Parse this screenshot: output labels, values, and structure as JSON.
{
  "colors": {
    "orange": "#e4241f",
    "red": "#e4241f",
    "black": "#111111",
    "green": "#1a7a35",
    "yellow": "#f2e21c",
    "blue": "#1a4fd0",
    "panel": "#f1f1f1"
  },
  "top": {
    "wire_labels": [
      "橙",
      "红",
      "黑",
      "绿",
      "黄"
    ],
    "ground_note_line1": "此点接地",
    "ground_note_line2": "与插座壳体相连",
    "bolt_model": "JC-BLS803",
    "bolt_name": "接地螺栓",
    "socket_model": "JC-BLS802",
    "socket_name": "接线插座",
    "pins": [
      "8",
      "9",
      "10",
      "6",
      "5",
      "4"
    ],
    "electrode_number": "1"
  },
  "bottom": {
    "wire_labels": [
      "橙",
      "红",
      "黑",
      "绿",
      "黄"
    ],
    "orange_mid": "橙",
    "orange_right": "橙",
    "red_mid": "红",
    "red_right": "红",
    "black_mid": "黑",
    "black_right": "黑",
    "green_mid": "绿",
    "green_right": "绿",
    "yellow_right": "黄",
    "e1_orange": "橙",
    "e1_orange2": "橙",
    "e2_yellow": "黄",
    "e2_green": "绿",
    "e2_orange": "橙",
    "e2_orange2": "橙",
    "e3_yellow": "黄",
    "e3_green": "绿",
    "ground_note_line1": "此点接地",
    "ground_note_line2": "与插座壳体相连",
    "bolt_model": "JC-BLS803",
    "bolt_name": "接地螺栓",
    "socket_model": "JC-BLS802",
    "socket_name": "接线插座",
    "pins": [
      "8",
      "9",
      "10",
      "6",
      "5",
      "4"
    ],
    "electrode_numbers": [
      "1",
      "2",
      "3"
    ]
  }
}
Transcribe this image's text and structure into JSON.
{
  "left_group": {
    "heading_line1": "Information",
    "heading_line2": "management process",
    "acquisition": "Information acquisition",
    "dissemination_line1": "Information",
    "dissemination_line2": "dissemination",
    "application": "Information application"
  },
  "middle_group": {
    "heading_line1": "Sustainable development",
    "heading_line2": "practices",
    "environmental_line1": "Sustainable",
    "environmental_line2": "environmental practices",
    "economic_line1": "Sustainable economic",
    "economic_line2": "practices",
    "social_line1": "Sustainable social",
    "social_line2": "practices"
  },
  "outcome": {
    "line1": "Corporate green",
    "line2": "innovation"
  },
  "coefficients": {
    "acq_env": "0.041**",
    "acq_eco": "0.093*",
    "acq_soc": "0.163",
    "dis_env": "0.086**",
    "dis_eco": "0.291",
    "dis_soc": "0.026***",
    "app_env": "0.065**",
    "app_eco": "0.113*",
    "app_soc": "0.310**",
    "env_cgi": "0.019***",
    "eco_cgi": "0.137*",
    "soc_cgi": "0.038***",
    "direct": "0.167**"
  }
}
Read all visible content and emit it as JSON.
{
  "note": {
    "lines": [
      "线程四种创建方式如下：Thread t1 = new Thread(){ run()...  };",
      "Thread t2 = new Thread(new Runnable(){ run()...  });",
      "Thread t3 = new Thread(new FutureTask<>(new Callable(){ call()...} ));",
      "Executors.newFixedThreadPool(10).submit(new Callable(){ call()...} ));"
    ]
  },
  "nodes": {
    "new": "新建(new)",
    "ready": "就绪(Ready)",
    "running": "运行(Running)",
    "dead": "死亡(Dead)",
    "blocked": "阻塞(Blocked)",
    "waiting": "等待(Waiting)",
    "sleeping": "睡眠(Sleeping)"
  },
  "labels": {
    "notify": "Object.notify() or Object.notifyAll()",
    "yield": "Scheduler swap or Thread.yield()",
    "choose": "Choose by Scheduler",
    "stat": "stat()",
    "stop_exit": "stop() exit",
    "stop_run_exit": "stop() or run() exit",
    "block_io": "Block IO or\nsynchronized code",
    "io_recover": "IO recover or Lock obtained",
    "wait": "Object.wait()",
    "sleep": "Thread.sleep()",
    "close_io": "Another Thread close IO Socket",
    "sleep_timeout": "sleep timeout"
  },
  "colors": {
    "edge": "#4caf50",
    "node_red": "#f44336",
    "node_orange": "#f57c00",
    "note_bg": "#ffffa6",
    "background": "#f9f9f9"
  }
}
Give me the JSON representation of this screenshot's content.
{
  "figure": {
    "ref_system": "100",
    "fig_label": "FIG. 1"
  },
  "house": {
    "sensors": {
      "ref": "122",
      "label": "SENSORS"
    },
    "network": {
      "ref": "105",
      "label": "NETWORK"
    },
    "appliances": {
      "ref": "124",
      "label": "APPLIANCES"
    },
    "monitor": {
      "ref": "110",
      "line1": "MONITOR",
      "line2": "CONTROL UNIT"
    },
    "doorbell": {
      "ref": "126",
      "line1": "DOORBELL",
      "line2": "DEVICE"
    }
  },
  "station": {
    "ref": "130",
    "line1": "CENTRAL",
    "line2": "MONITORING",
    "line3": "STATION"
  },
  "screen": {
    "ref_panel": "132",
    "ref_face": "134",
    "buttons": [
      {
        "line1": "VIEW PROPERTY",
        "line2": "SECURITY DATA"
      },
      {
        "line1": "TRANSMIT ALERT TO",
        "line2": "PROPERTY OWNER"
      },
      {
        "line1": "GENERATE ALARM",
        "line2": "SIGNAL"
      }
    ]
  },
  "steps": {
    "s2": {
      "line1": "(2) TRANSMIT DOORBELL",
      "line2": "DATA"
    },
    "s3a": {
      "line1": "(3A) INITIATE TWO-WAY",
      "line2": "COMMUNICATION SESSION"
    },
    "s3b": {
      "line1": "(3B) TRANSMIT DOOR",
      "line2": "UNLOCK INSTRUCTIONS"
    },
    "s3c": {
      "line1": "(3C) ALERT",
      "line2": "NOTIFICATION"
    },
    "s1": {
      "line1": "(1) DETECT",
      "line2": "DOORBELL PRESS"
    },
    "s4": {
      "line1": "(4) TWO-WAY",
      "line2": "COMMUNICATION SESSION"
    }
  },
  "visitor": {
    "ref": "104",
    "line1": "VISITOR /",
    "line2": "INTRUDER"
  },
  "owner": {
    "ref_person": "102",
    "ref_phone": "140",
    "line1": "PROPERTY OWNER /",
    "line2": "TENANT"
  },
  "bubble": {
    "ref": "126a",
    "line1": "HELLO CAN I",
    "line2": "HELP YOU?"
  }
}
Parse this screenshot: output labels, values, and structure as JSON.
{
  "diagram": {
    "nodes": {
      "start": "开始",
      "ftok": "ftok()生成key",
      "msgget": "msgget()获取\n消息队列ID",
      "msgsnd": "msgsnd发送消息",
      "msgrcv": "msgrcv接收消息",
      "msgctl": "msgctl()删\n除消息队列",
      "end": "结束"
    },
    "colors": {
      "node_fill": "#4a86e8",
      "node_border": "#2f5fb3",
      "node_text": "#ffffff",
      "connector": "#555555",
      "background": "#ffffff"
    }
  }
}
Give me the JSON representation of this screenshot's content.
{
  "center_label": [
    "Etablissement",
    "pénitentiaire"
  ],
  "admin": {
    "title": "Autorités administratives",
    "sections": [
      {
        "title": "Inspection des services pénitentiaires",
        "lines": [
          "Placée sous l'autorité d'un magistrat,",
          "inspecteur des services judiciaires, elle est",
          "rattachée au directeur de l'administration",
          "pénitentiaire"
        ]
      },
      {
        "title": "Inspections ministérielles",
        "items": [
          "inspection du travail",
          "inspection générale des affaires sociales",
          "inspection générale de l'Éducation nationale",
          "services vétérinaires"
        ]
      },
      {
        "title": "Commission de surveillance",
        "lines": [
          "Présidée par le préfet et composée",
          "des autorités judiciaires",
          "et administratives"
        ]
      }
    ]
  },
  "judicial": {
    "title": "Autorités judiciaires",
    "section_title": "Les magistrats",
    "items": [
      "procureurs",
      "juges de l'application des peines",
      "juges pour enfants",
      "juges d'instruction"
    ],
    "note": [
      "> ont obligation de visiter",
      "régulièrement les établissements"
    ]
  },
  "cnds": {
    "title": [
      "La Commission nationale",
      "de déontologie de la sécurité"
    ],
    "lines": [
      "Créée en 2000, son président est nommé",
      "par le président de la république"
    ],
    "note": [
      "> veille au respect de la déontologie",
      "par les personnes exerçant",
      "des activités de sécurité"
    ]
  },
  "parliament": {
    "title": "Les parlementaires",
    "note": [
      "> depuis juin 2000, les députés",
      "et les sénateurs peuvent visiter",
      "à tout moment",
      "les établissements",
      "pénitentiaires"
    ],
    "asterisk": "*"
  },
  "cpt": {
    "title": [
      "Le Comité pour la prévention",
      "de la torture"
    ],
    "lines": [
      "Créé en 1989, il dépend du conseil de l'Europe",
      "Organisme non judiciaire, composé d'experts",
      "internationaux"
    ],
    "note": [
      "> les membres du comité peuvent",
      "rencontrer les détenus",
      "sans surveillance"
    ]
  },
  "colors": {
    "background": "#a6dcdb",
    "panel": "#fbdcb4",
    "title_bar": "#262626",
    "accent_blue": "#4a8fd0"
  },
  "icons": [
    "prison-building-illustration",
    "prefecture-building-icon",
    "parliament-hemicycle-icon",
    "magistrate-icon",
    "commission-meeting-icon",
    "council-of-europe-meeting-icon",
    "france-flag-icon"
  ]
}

### Do this
Scan the listing above for the word "ALERT" and copy every line that holds it.

### Output for this task
        "line1": "TRANSMIT ALERT TO",
      "line1": "(3C) ALERT",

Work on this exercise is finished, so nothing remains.